• WHAT YOU ARE ASKED TO DO:
Output all of the entries below precisely as written.

• GIVEN INFORMATION:

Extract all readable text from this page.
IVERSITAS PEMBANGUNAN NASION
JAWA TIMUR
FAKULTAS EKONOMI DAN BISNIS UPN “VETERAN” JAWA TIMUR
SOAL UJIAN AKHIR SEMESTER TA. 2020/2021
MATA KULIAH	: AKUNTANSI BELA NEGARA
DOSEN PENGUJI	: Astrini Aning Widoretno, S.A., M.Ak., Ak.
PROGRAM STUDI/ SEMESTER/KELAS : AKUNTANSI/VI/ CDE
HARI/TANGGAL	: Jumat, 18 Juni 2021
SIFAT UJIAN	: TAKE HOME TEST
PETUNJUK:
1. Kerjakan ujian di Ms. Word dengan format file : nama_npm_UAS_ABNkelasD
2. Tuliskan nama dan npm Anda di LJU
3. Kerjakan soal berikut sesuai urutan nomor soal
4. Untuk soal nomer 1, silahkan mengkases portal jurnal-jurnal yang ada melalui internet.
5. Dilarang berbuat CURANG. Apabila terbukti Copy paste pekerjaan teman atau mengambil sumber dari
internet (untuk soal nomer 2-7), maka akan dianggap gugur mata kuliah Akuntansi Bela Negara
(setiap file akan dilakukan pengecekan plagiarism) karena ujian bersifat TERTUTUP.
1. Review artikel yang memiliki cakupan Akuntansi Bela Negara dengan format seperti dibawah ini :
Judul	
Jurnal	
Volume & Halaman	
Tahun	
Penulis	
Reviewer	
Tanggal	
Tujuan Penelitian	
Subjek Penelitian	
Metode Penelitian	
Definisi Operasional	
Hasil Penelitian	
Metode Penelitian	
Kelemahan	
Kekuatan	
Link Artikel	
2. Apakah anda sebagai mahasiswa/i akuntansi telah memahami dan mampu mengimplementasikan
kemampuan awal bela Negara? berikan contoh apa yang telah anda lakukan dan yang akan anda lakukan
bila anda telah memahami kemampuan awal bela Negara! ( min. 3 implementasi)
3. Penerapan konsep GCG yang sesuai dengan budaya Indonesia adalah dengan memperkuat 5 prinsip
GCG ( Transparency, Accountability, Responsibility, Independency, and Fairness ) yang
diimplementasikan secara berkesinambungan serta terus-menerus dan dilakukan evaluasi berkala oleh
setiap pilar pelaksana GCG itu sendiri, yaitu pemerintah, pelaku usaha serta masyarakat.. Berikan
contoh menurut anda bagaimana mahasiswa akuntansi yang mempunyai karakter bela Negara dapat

• WRITTEN ANSWER:
Extract all readable text from this page.
IVERSITAS PEMBANGUNAN NASION
JAWA TIMUR
FAKULTAS EKONOMI DAN BISNIS UPN “VETERAN” JAWA TIMUR
SOAL UJIAN AKHIR SEMESTER TA. 2020/2021
MATA KULIAH	: AKUNTANSI BELA NEGARA
DOSEN PENGUJI	: Astrini Aning Widoretno, S.A., M.Ak., Ak.
PROGRAM STUDI/ SEMESTER/KELAS : AKUNTANSI/VI/ CDE
HARI/TANGGAL	: Jumat, 18 Juni 2021
SIFAT UJIAN	: TAKE HOME TEST
PETUNJUK:
1. Kerjakan ujian di Ms. Word dengan format file : nama_npm_UAS_ABNkelasD
2. Tuliskan nama dan npm Anda di LJU
3. Kerjakan soal berikut sesuai urutan nomor soal
4. Untuk soal nomer 1, silahkan mengkases portal jurnal-jurnal yang ada melalui internet.
5. Dilarang berbuat CURANG. Apabila terbukti Copy paste pekerjaan teman atau mengambil sumber dari
internet (untuk soal nomer 2-7), maka akan dianggap gugur mata kuliah Akuntansi Bela Negara
(setiap file akan dilakukan pengecekan plagiarism) karena ujian bersifat TERTUTUP.
1. Review artikel yang memiliki cakupan Akuntansi Bela Negara dengan format seperti dibawah ini :
Judul	
Jurnal	
Volume & Halaman	
Tahun	
Penulis	
Reviewer	
Tanggal	
Tujuan Penelitian	
Subjek Penelitian	
Metode Penelitian	
Definisi Operasional	
Hasil Penelitian	
Metode Penelitian	
Kelemahan	
Kekuatan	
Link Artikel	
2. Apakah anda sebagai mahasiswa/i akuntansi telah memahami dan mampu mengimplementasikan
kemampuan awal bela Negara? berikan contoh apa yang telah anda lakukan dan yang akan anda lakukan
bila anda telah memahami kemampuan awal bela Negara! ( min. 3 implementasi)
3. Penerapan konsep GCG yang sesuai dengan budaya Indonesia adalah dengan memperkuat 5 prinsip
GCG ( Transparency, Accountability, Responsibility, Independency, and Fairness ) yang
diimplementasikan secara berkesinambungan serta terus-menerus dan dilakukan evaluasi berkala oleh
setiap pilar pelaksana GCG itu sendiri, yaitu pemerintah, pelaku usaha serta masyarakat.. Berikan
contoh menurut anda bagaimana mahasiswa akuntansi yang mempunyai karakter bela Negara dapat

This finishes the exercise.